Objective: Copy out the full letter about the Irish Language Act word for word.

>> Begin Article

A Letter From Ireland


a Chara,


The road ahead is always full of twists and turns. I remember during one particularly frustrating period in the peace process a member of our team decided to cheer us up with his incisive political insight. He informed us, mischievously, that by his calculation, we were over halfway through a sixteen-hundred-year struggle and that the first eight hundred were the hardest. Only eight hundred more to go. He certainly changed the mood of the meeting.


I was thinking about that comment this week when the British Government signed into law an Irish Language Act. It is the first legal framework to protect and promote the Irish language in the history of the state. Part of the act ended the ban on the use of Irish in courts. That law had been in effect since 1737. a time when the US was a British Colony. It was the last remaining Penal Law and was designed to prevent native Irish speakers from accessing justice.


The British Government committed to an Irish Language Act as part of the St. Andrews Agreement in 2006. Sixteen frustrating years later it is now in place thanks to the relentless campaign of Gaels across Ireland and the US.


There are two ways of measuring success in any campaign, “How much we have traveled” and “How much further is left to go”. Either measure on their own is inadequate and can lead to complacency or despair.

>> End Article
>> Begin Data supplied

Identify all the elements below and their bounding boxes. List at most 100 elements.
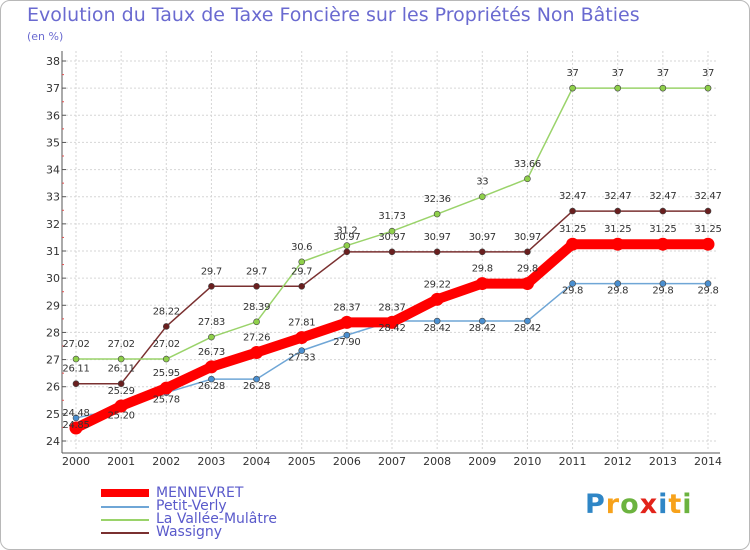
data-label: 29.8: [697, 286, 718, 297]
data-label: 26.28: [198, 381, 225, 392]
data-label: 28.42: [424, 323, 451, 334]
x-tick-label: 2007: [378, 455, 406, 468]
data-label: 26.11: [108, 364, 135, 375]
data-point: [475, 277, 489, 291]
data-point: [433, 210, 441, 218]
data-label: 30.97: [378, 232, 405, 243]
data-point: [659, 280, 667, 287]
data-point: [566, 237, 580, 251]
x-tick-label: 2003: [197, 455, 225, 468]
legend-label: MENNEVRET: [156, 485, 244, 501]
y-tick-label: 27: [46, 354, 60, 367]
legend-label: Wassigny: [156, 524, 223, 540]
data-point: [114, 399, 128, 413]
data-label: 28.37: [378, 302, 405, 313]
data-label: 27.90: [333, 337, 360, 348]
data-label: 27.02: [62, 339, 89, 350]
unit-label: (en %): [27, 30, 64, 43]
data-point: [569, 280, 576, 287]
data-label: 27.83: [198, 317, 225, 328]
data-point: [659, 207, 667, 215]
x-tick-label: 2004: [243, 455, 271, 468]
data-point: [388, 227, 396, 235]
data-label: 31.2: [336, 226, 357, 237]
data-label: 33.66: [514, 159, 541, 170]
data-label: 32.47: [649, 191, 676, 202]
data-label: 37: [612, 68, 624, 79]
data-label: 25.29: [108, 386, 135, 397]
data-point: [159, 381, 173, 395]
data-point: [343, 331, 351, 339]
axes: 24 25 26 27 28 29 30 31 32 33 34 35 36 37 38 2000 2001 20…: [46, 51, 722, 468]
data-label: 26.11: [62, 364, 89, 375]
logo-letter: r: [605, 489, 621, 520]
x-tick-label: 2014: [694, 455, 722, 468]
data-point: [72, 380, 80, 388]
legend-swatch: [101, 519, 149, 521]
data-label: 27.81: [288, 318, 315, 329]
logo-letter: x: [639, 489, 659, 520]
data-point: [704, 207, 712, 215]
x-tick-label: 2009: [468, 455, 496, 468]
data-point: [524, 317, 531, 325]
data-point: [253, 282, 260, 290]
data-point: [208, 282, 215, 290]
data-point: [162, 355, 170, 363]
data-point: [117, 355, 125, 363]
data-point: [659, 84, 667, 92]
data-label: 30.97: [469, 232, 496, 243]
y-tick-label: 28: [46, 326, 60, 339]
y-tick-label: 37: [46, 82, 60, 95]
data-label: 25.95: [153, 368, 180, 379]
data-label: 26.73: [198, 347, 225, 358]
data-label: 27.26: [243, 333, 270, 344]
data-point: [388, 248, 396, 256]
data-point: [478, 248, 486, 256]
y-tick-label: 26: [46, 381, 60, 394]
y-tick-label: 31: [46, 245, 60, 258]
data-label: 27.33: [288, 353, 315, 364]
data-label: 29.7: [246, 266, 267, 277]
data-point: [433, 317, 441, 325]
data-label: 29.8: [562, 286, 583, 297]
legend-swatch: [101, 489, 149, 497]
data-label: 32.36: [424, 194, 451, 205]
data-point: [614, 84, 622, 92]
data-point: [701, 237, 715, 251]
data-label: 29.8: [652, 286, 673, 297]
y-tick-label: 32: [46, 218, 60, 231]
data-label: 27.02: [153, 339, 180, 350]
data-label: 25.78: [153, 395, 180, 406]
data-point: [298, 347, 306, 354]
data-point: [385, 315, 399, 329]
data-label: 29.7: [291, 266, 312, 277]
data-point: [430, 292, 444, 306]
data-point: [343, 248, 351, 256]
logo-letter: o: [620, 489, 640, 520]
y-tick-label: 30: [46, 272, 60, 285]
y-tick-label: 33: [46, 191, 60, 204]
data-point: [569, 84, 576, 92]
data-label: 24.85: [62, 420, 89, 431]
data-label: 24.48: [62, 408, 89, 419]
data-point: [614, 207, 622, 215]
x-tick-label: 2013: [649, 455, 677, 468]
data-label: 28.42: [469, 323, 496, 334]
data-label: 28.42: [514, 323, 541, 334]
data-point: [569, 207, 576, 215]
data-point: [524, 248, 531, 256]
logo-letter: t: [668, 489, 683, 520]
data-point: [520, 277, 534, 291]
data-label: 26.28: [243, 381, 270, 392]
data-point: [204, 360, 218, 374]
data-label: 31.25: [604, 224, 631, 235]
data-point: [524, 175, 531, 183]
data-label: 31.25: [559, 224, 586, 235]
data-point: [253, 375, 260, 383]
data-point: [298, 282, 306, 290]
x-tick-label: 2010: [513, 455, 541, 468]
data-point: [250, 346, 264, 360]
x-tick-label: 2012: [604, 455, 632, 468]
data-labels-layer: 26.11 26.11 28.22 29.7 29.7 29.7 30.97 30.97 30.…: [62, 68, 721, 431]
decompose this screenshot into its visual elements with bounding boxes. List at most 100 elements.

>> End Data supplied

Answer to the exercise:
A Letter From Ireland


a Chara,


The road ahead is always full of twists and turns. I remember during one particularly frustrating period in the peace process a member of our team decided to cheer us up with his incisive political insight. He informed us, mischievously, that by his calculation, we were over halfway through a sixteen-hundred-year struggle and that the first eight hundred were the hardest. Only eight hundred more to go. He certainly changed the mood of the meeting.


I was thinking about that comment this week when the British Government signed into law an Irish Language Act. It is the first legal framework to protect and promote the Irish language in the history of the state. Part of the act ended the ban on the use of Irish in courts. That law had been in effect since 1737. a time when the US was a British Colony. It was the last remaining Penal Law and was designed to prevent native Irish speakers from accessing justice.


The British Government committed to an Irish Language Act as part of the St. Andrews Agreement in 2006. Sixteen frustrating years later it is now in place thanks to the relentless campaign of Gaels across Ireland and the US.


There are two ways of measuring success in any campaign, “How much we have traveled” and “How much further is left to go”. Either measure on their own is inadequate and can lead to complacency or despair.